STATED TASK: Pick out and copy every line below that has the word "color".

Dataset entries
———

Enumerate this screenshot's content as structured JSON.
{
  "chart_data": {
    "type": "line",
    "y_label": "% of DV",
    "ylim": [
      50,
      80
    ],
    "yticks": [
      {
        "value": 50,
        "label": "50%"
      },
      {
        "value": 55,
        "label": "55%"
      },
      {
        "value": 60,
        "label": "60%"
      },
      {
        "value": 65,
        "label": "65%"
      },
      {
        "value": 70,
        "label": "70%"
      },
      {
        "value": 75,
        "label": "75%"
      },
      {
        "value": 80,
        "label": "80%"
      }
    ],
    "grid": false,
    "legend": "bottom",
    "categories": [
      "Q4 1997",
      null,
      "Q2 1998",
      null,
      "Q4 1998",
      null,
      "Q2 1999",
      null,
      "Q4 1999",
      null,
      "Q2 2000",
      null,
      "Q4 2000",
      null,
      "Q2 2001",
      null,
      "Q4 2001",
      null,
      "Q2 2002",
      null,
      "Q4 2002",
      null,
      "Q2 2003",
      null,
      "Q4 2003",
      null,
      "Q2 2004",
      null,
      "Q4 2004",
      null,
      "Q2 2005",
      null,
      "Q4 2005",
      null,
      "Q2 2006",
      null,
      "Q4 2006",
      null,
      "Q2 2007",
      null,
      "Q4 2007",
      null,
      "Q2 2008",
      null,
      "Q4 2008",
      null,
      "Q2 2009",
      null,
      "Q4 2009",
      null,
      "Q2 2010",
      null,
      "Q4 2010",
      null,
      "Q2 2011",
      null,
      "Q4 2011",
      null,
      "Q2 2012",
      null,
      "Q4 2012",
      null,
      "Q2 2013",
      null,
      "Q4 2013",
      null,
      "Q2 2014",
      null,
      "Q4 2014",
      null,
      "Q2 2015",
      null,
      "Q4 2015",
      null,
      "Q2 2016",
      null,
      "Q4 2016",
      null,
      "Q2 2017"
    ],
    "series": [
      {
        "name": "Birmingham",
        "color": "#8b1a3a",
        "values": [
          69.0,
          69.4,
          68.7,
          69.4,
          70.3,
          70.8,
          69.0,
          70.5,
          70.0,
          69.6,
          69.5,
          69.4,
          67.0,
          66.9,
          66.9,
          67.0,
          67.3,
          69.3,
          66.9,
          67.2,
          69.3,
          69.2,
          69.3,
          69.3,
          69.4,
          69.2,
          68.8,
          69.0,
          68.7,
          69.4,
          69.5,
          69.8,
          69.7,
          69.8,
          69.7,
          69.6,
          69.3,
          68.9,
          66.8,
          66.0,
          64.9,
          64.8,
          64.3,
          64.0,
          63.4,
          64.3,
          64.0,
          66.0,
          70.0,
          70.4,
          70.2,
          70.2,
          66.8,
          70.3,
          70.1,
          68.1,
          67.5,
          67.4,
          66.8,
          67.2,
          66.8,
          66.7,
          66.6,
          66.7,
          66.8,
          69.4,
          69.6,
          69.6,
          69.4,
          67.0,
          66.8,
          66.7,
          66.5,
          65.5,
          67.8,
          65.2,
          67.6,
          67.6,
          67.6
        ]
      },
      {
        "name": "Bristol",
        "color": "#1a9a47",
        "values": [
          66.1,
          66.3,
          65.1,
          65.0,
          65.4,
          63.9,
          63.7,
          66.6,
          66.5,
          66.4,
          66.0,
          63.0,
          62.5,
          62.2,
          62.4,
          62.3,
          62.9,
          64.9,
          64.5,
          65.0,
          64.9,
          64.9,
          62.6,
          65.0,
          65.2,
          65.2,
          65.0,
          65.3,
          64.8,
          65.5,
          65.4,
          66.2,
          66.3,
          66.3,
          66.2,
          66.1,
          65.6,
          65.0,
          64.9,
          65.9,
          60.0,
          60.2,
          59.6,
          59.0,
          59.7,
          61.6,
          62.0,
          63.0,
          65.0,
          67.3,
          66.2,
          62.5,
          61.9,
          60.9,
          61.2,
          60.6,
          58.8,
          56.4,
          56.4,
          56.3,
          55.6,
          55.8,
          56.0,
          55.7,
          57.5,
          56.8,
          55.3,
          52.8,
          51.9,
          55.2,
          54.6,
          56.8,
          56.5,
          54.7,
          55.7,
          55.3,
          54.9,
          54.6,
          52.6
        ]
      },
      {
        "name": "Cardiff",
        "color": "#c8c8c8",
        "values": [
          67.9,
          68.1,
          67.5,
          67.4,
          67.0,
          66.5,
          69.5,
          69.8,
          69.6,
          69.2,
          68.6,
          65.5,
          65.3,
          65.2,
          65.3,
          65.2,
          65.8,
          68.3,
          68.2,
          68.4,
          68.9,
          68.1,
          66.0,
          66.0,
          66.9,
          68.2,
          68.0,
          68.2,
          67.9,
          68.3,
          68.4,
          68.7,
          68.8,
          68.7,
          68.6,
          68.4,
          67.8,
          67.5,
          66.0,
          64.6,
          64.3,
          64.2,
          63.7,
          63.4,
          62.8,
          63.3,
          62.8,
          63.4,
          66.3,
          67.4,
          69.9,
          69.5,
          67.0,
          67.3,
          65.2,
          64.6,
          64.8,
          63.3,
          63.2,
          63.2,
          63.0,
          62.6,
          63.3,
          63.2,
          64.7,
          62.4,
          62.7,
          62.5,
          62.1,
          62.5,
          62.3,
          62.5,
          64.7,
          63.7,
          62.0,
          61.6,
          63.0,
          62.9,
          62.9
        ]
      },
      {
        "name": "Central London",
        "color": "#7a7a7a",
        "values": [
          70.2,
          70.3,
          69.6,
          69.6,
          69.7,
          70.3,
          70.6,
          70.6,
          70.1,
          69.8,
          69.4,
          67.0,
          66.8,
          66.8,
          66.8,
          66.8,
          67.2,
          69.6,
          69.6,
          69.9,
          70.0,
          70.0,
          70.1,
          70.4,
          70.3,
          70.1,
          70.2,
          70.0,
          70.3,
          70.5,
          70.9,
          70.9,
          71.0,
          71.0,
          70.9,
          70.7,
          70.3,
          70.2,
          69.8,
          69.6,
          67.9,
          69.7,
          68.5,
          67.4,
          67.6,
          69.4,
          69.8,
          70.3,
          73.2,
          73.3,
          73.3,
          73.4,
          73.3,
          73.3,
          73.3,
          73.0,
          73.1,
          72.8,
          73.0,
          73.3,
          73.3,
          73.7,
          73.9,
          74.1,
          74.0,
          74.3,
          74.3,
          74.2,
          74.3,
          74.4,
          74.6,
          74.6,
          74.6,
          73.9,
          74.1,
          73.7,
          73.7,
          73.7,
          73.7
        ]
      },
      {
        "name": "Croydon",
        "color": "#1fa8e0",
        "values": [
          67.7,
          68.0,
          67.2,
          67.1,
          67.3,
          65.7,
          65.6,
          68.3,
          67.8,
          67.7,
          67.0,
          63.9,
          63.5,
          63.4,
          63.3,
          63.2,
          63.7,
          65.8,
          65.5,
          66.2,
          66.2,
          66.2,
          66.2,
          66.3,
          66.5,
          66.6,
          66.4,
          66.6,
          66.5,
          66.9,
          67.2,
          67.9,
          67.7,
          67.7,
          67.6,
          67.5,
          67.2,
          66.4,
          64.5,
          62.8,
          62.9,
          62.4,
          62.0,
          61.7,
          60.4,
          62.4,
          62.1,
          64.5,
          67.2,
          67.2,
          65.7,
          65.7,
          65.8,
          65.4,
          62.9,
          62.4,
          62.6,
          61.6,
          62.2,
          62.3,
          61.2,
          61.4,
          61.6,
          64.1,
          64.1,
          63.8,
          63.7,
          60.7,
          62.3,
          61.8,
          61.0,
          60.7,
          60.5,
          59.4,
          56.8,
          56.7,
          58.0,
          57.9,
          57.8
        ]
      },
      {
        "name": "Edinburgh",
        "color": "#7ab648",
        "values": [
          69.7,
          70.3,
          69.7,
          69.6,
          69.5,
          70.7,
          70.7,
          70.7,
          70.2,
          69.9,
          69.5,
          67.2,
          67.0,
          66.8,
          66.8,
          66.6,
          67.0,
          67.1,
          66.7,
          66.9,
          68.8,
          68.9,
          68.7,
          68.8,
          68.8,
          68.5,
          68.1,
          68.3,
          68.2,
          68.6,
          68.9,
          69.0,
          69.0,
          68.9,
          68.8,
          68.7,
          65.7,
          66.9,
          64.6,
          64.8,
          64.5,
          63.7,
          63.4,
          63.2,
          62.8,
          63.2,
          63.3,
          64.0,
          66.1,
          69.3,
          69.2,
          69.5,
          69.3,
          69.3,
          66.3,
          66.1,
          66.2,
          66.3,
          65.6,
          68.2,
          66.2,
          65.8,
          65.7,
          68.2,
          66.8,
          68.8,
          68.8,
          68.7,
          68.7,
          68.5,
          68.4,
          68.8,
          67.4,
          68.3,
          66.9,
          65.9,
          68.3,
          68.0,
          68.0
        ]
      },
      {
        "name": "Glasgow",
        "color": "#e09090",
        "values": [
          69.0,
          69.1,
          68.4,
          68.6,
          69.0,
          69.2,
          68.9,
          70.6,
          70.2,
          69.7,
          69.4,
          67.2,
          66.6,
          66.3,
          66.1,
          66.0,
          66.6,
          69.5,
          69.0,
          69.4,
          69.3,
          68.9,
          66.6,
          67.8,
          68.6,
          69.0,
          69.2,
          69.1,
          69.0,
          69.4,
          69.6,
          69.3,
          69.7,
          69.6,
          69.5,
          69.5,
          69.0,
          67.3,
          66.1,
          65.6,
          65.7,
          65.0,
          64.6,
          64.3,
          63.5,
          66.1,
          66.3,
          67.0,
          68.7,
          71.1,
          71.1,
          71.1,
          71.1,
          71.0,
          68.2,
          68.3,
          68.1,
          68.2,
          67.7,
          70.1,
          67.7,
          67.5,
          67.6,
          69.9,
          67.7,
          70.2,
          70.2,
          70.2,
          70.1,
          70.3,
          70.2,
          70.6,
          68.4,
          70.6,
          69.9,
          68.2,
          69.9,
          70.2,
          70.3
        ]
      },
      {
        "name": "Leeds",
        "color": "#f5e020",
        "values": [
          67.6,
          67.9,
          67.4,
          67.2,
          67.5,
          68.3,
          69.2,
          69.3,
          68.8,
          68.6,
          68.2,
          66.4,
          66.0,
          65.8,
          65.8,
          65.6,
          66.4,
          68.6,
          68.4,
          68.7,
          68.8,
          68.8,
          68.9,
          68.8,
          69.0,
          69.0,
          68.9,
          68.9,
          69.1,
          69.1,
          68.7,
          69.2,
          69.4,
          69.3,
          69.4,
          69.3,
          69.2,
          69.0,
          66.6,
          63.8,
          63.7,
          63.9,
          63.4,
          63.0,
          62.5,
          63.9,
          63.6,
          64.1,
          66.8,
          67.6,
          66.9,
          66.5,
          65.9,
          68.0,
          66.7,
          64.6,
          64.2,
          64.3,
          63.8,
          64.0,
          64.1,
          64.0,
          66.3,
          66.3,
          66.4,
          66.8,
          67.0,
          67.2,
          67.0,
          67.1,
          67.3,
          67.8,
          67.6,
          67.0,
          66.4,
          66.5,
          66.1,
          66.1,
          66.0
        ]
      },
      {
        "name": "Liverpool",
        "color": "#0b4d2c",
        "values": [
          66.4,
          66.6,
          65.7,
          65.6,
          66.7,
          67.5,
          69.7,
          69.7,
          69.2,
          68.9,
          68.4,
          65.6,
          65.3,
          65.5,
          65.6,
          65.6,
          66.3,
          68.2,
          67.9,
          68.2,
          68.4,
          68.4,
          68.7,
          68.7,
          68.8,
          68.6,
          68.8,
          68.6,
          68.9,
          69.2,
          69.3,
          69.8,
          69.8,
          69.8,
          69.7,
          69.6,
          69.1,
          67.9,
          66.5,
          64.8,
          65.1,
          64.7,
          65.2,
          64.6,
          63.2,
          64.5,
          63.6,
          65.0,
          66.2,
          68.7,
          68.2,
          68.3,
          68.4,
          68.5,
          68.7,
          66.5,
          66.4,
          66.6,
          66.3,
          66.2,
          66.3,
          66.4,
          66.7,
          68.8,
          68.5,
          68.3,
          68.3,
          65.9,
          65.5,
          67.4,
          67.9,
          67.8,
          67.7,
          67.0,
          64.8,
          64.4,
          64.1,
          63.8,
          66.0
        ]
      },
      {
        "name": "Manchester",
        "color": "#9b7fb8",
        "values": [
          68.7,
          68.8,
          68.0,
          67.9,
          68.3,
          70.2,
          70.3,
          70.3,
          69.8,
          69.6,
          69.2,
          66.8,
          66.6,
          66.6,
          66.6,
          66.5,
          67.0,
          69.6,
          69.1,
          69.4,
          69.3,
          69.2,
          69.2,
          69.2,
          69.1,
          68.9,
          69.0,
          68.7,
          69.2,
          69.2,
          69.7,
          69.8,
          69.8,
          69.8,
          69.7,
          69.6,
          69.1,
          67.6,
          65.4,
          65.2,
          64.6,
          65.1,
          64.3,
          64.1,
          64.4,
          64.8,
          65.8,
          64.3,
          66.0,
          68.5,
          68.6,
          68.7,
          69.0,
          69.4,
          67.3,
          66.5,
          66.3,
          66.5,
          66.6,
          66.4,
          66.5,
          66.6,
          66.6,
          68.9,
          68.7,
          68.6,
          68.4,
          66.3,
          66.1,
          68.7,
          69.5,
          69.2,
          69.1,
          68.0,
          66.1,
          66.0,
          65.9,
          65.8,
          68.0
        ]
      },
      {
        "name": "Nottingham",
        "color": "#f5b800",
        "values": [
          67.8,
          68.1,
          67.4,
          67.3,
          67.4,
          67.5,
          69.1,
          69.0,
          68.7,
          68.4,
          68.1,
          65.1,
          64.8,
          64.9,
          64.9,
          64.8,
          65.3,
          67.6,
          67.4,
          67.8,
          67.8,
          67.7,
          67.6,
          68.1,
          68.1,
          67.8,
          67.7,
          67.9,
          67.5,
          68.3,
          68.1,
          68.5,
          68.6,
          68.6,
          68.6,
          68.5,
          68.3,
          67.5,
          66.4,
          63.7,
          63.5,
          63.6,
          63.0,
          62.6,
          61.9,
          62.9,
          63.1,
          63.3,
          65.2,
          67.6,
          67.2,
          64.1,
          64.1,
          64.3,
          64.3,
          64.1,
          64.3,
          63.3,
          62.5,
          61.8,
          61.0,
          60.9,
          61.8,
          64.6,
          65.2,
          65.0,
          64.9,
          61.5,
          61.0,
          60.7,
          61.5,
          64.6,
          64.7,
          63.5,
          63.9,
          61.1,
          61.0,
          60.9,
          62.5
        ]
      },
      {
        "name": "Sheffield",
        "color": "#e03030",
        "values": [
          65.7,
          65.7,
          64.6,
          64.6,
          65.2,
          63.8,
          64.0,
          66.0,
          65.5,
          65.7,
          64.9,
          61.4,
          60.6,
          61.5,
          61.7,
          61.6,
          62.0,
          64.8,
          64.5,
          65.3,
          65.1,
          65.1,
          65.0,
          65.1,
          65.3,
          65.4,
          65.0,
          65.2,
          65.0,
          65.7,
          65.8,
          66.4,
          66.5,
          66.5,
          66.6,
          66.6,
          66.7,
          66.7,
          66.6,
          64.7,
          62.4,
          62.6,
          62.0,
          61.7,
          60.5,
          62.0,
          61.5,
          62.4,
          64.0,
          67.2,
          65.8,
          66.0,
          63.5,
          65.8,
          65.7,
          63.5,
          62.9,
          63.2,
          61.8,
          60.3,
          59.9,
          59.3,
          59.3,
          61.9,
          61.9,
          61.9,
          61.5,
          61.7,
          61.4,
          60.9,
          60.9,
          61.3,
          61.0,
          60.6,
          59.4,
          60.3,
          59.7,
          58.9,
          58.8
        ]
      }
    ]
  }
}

———

FINISHED ANSWER:
        "color": "#8b1a3a",
        "color": "#1a9a47",
        "color": "#c8c8c8",
        "color": "#7a7a7a",
        "color": "#1fa8e0",
        "color": "#7ab648",
        "color": "#e09090",
        "color": "#f5e020",
        "color": "#0b4d2c",
        "color": "#9b7fb8",
        "color": "#f5b800",
        "color": "#e03030",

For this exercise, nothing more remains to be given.